Joe’s Weather Blog: That Spring feeling (MON-12/13)


KANSAS CITY, Mo. — Of the many fascinating things about this warmth so far this month is that fact that even after a “cold” front comes through, we are still above average. Saturday was a case in point. Sure it was a strong front, blasting through with winds over 40 mph in spots, but we still got into the upper 40s that afternoon. The average is around 44 degrees.

So far this month is the seventh-warmest start to December and we’re on the upwards path through Wednesday. We’ll do the whole strong front thing again Wednesday evening into Wednesday night, but this time there is a bit more of a substantial cool down coming heading into the weekend. Nothing unusual though for December, just more seasonable air.

Still, no important snows showing up for a while.



Today: Mostly sunny and mild with highs in the lower 60s.

Tonight: Mostly clear and mild with lows in the 40° range.

Tomorrow: Increasing clouds and warmer. Windy too. Cloudy in the afternoon. Perhaps a few sprinkles around. Highs in the lower 60s. The record is 67° set back in 1933. The low clouds should keep that from happening.

Wednesday: Temperatures start the day in the 60° range and we end up in the 70s, again we’ll see if the lower clouds thin out a bit. The record is 68° in 2002. This record is attainable. The record warm low is 49° set back in 1888, one of our first records too! We may not get that depending on what we are at 11:59 p.m. that night after the passage of the front.



Let’s start with the events from this past Friday night: The devastating tornadoes, perhaps historic in some cases, that affected eastern Missouri down through the Tennessee Valley region.

64 reports of tornadoes. That should come down as we whittle away at the multiple reports highlighted by the long track “quad-state tornado” that went through parts of Arkansas, Missouri, Tennessee, and Kentucky.

They are evaluating that tornado and dozens of others for path length and strength. Already, several EF-3 tornadoes with winds of at least 136 mph have been documented. The quad-state tornado is at least an EF-3 and likely higher as the get into the nitty gritty of the destruction.

149 warnings were issued for nine different states that night and early morning.

The destruction from this has been incredible: Deaths from Illinois southwards.

The main tornado was an incredible long-lasting twister that went through four states. Back in 1925, the deadliest tornado known as the Tri State tornado went through three states and killed over 700.

This next graphic really highlights the evolution of the storm/tornado(s):

The research into the storm this week will determine if it was one tornado or a cycling tornado which faded then returned. If it was one tornado, this may have been the longest-tracked tornado in our weather history.

● ● ● ●

> What the task requires:
From the weather blog post, return word for word the part that opens with the words "Tonight: Mostly clear" and closes with "of the front.".

> Excerpted records:
● ● ● ●

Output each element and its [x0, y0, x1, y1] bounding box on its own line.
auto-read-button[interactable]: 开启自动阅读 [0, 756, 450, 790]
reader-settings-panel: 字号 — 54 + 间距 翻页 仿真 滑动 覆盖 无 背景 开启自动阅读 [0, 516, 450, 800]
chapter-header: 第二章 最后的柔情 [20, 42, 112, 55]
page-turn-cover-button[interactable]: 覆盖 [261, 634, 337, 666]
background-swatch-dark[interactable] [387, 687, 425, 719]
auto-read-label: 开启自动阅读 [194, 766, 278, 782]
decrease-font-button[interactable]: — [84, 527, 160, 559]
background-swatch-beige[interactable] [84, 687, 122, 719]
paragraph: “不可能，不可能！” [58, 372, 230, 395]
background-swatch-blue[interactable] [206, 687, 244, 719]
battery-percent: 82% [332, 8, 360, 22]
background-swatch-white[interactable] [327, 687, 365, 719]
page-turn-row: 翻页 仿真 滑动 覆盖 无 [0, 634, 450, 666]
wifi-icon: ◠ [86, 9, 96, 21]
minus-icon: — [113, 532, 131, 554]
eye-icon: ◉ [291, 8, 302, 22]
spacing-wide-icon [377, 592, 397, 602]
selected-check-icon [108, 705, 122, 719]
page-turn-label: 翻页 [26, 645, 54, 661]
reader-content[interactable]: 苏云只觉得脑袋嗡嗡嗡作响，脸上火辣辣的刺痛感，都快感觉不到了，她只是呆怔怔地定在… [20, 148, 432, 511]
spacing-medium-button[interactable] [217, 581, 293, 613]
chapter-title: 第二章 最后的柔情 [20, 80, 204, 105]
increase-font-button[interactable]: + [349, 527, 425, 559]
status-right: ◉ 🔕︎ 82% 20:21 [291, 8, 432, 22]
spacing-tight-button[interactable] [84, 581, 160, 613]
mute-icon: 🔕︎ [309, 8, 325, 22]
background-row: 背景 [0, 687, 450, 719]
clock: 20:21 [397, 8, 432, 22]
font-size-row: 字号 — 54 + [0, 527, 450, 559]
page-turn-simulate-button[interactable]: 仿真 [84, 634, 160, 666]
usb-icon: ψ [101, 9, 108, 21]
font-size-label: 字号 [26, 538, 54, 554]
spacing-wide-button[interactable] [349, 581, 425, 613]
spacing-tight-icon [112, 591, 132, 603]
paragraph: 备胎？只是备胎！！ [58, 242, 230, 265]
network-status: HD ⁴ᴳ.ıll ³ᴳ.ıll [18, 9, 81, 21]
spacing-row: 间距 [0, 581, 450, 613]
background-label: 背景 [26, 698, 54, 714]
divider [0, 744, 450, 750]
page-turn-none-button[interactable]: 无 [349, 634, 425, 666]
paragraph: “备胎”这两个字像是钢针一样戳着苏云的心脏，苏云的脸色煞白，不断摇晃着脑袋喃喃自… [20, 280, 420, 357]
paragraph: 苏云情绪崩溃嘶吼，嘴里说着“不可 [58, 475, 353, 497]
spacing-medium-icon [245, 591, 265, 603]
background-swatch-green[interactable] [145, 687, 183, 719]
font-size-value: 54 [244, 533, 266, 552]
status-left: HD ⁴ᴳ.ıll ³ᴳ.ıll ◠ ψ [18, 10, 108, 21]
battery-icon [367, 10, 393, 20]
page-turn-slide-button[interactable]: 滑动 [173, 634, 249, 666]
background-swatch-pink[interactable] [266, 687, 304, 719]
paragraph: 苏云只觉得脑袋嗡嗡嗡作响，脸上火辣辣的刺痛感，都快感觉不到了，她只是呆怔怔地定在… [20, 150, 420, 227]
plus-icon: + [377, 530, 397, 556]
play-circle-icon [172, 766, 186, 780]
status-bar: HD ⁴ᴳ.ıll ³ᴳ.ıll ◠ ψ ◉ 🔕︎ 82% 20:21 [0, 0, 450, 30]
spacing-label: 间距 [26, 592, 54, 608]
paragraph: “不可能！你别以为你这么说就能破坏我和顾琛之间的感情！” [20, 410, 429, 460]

● ● ● ●

> Written response:
Tonight: Mostly clear and mild with lows in the 40° range.

Tomorrow: Increasing clouds and warmer. Windy too. Cloudy in the afternoon. Perhaps a few sprinkles around. Highs in the lower 60s. The record is 67° set back in 1933. The low clouds should keep that from happening.

Wednesday: Temperatures start the day in the 60° range and we end up in the 70s, again we’ll see if the lower clouds thin out a bit. The record is 68° in 2002. This record is attainable. The record warm low is 49° set back in 1888, one of our first records too! We may not get that depending on what we are at 11:59 p.m. that night after the passage of the front.